Copy out all the records exactly.
--- Material provided ---
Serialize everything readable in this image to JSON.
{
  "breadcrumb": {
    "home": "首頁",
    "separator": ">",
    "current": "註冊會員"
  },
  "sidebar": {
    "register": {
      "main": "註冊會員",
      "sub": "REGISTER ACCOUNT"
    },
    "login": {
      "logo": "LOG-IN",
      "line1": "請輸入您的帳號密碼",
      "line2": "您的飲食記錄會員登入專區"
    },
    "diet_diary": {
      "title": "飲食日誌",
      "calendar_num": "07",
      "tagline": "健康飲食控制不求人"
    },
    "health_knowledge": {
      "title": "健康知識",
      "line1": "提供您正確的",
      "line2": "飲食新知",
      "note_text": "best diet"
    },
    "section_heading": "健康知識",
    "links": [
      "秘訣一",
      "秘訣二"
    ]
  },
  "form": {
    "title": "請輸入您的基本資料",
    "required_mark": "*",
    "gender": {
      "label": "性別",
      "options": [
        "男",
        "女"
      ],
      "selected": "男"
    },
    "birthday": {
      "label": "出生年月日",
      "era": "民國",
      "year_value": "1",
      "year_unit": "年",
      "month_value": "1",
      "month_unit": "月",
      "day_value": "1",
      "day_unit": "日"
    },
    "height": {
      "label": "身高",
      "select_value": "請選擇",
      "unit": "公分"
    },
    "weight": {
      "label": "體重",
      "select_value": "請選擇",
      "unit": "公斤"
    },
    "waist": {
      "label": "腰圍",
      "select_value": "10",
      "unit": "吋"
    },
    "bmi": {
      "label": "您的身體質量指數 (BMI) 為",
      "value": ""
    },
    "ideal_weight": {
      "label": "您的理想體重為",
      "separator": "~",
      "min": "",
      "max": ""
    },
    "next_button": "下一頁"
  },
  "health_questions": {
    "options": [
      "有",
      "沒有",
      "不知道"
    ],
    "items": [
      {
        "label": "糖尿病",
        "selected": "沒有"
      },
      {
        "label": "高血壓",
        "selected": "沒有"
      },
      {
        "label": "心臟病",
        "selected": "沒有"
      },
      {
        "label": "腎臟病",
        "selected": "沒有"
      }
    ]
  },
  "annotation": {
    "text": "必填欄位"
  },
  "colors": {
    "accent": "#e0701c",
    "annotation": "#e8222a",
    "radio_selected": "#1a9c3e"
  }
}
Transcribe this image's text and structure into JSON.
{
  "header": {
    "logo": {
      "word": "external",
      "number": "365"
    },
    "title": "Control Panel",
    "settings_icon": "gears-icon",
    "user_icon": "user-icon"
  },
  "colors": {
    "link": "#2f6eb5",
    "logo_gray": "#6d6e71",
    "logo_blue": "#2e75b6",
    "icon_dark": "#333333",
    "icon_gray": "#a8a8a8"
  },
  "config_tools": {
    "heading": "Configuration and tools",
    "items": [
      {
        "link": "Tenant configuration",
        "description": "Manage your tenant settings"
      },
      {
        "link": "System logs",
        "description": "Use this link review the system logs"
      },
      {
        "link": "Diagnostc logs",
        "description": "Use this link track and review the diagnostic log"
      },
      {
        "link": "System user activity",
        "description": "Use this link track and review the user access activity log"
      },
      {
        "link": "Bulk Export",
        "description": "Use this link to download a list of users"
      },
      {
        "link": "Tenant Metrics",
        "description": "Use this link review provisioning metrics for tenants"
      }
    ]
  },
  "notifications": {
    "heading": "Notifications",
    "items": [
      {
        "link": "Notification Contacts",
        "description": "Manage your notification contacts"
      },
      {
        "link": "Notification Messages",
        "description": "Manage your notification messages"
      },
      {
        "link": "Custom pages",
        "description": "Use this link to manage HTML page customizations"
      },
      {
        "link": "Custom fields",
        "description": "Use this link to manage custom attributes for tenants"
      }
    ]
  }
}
---
Response to this task ->
Serialize everything readable in this image to JSON.
{
  "breadcrumb": {
    "home": "首頁",
    "separator": ">",
    "current": "註冊會員"
  },
  "sidebar": {
    "register": {
      "main": "註冊會員",
      "sub": "REGISTER ACCOUNT"
    },
    "login": {
      "logo": "LOG-IN",
      "line1": "請輸入您的帳號密碼",
      "line2": "您的飲食記錄會員登入專區"
    },
    "diet_diary": {
      "title": "飲食日誌",
      "calendar_num": "07",
      "tagline": "健康飲食控制不求人"
    },
    "health_knowledge": {
      "title": "健康知識",
      "line1": "提供您正確的",
      "line2": "飲食新知",
      "note_text": "best diet"
    },
    "section_heading": "健康知識",
    "links": [
      "秘訣一",
      "秘訣二"
    ]
  },
  "form": {
    "title": "請輸入您的基本資料",
    "required_mark": "*",
    "gender": {
      "label": "性別",
      "options": [
        "男",
        "女"
      ],
      "selected": "男"
    },
    "birthday": {
      "label": "出生年月日",
      "era": "民國",
      "year_value": "1",
      "year_unit": "年",
      "month_value": "1",
      "month_unit": "月",
      "day_value": "1",
      "day_unit": "日"
    },
    "height": {
      "label": "身高",
      "select_value": "請選擇",
      "unit": "公分"
    },
    "weight": {
      "label": "體重",
      "select_value": "請選擇",
      "unit": "公斤"
    },
    "waist": {
      "label": "腰圍",
      "select_value": "10",
      "unit": "吋"
    },
    "bmi": {
      "label": "您的身體質量指數 (BMI) 為",
      "value": ""
    },
    "ideal_weight": {
      "label": "您的理想體重為",
      "separator": "~",
      "min": "",
      "max": ""
    },
    "next_button": "下一頁"
  },
  "health_questions": {
    "options": [
      "有",
      "沒有",
      "不知道"
    ],
    "items": [
      {
        "label": "糖尿病",
        "selected": "沒有"
      },
      {
        "label": "高血壓",
        "selected": "沒有"
      },
      {
        "label": "心臟病",
        "selected": "沒有"
      },
      {
        "label": "腎臟病",
        "selected": "沒有"
      }
    ]
  },
  "annotation": {
    "text": "必填欄位"
  },
  "colors": {
    "accent": "#e0701c",
    "annotation": "#e8222a",
    "radio_selected": "#1a9c3e"
  }
}
Transcribe this image's text and structure into JSON.
{
  "header": {
    "logo": {
      "word": "external",
      "number": "365"
    },
    "title": "Control Panel",
    "settings_icon": "gears-icon",
    "user_icon": "user-icon"
  },
  "colors": {
    "link": "#2f6eb5",
    "logo_gray": "#6d6e71",
    "logo_blue": "#2e75b6",
    "icon_dark": "#333333",
    "icon_gray": "#a8a8a8"
  },
  "config_tools": {
    "heading": "Configuration and tools",
    "items": [
      {
        "link": "Tenant configuration",
        "description": "Manage your tenant settings"
      },
      {
        "link": "System logs",
        "description": "Use this link review the system logs"
      },
      {
        "link": "Diagnostc logs",
        "description": "Use this link track and review the diagnostic log"
      },
      {
        "link": "System user activity",
        "description": "Use this link track and review the user access activity log"
      },
      {
        "link": "Bulk Export",
        "description": "Use this link to download a list of users"
      },
      {
        "link": "Tenant Metrics",
        "description": "Use this link review provisioning metrics for tenants"
      }
    ]
  },
  "notifications": {
    "heading": "Notifications",
    "items": [
      {
        "link": "Notification Contacts",
        "description": "Manage your notification contacts"
      },
      {
        "link": "Notification Messages",
        "description": "Manage your notification messages"
      },
      {
        "link": "Custom pages",
        "description": "Use this link to manage HTML page customizations"
      },
      {
        "link": "Custom fields",
        "description": "Use this link to manage custom attributes for tenants"
      }
    ]
  }
}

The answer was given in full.